# [EXERCISE BRIEF]
Repeat every record below exactly, omitting any pictures.

# [TASK INPUT]
▬▬▬▬▬▬

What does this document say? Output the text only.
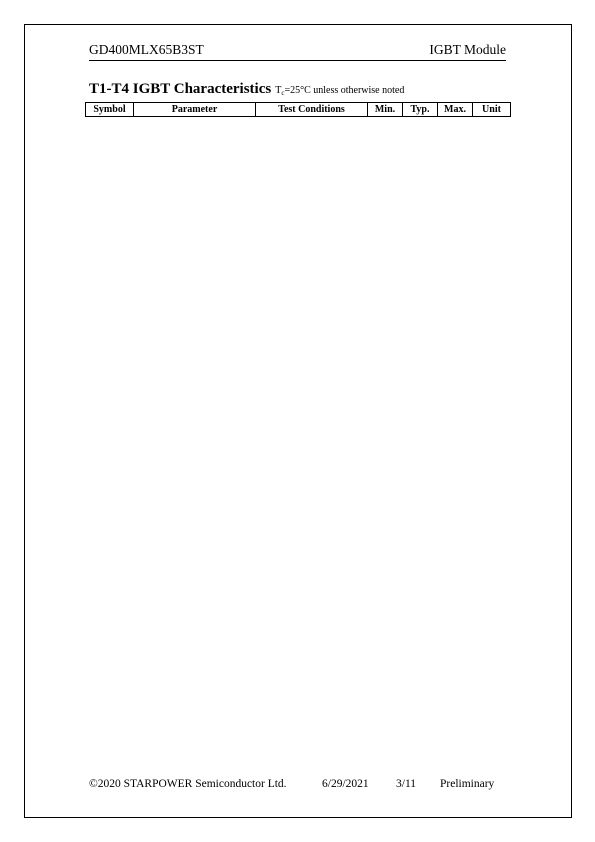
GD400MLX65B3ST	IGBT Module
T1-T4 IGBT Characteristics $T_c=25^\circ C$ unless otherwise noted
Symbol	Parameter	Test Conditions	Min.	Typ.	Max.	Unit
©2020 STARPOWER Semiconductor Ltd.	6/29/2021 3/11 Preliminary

▬▬▬▬▬▬

# [WRITTEN RESPONSE]
What does this document say? Output the text only.
GD400MLX65B3ST	IGBT Module
T1-T4 IGBT Characteristics $T_c=25^\circ C$ unless otherwise noted
Symbol	Parameter	Test Conditions	Min.	Typ.	Max.	Unit
©2020 STARPOWER Semiconductor Ltd.	6/29/2021 3/11 Preliminary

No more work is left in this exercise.